>> start Supplied records

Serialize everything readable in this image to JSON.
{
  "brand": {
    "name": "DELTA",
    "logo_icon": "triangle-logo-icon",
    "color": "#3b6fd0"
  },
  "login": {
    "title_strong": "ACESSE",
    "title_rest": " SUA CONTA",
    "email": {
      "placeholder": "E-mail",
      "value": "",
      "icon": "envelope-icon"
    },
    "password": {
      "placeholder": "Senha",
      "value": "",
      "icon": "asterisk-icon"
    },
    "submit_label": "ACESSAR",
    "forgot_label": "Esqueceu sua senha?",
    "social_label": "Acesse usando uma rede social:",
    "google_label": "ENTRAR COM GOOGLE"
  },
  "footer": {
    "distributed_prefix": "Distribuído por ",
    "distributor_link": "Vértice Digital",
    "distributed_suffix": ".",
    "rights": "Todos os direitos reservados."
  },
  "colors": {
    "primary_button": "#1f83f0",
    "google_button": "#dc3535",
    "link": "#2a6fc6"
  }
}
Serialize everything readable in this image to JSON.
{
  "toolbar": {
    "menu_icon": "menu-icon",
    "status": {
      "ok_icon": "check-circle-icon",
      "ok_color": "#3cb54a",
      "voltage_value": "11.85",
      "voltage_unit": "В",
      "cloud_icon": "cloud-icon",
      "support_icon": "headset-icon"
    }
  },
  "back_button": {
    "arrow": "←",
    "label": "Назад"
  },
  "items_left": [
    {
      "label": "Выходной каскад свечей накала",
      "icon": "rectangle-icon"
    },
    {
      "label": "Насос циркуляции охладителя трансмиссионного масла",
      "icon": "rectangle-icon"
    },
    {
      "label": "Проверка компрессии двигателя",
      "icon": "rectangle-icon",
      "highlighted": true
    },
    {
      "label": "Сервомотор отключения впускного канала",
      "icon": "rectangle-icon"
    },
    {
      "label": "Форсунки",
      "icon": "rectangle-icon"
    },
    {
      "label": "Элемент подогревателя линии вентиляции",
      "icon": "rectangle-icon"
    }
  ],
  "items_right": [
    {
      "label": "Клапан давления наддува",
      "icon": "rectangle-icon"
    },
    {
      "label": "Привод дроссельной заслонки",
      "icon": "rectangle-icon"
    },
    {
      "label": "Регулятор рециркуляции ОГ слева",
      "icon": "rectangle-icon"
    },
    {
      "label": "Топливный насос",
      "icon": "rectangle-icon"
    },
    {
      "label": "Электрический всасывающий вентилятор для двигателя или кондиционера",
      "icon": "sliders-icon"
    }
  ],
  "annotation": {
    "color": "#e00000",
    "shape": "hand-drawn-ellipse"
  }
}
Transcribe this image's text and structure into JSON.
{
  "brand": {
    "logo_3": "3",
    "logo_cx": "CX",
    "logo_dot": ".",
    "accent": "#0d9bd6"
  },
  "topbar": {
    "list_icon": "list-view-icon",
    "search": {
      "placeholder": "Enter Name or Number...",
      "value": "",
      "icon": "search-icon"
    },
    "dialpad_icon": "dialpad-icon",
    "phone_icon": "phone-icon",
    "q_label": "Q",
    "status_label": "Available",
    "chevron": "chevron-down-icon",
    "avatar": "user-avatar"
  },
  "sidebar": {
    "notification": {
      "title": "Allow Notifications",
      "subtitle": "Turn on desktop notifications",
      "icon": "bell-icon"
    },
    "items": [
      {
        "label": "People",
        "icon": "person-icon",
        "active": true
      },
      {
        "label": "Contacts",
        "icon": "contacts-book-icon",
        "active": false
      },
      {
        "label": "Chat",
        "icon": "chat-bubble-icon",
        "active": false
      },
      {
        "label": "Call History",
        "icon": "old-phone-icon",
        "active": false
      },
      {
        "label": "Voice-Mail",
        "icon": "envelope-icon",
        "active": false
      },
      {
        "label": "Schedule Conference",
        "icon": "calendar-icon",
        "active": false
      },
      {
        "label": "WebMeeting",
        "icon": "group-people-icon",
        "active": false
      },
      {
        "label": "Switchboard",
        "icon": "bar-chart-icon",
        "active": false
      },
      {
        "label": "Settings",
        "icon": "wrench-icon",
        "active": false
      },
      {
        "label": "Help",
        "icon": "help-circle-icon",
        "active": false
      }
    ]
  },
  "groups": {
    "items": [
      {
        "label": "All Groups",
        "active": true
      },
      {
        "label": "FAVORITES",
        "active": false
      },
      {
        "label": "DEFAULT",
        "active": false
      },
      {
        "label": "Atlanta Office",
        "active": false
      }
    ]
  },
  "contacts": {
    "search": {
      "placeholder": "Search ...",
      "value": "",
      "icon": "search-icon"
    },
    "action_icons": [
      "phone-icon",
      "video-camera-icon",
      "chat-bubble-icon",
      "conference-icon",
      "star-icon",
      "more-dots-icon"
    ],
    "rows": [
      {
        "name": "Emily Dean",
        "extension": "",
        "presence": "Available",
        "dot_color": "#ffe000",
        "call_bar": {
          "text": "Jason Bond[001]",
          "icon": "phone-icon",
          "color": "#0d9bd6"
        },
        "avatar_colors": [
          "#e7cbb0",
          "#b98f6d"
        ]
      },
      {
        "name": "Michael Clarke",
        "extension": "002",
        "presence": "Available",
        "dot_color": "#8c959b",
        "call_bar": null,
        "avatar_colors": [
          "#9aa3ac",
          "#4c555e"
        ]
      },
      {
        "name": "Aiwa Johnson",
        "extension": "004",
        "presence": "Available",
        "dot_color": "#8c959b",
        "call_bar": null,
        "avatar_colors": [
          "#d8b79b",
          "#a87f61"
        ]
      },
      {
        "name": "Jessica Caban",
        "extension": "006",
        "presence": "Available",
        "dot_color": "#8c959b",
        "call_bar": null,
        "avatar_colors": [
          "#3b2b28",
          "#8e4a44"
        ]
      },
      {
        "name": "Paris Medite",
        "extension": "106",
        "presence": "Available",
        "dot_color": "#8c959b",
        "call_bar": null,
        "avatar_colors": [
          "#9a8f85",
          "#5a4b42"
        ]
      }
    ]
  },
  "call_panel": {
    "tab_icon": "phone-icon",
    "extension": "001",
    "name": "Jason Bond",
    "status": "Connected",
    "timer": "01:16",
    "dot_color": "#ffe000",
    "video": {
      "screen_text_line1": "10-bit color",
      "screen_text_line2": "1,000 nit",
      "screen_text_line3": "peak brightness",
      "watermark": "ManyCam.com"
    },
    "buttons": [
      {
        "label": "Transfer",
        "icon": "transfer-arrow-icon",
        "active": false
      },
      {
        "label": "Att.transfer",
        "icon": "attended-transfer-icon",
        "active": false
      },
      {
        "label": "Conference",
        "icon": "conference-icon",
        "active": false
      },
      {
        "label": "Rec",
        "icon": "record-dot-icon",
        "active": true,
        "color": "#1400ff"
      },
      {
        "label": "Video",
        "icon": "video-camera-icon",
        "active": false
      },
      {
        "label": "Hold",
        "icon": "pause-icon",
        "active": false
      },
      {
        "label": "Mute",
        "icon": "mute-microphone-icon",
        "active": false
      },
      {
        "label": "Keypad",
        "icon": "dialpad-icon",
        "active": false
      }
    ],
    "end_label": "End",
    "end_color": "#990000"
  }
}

>> end Supplied records

Problem >> From the material above, copy each line that includes the word "circle".

Solution to this exercise >>
      "ok_icon": "check-circle-icon",
        "icon": "help-circle-icon",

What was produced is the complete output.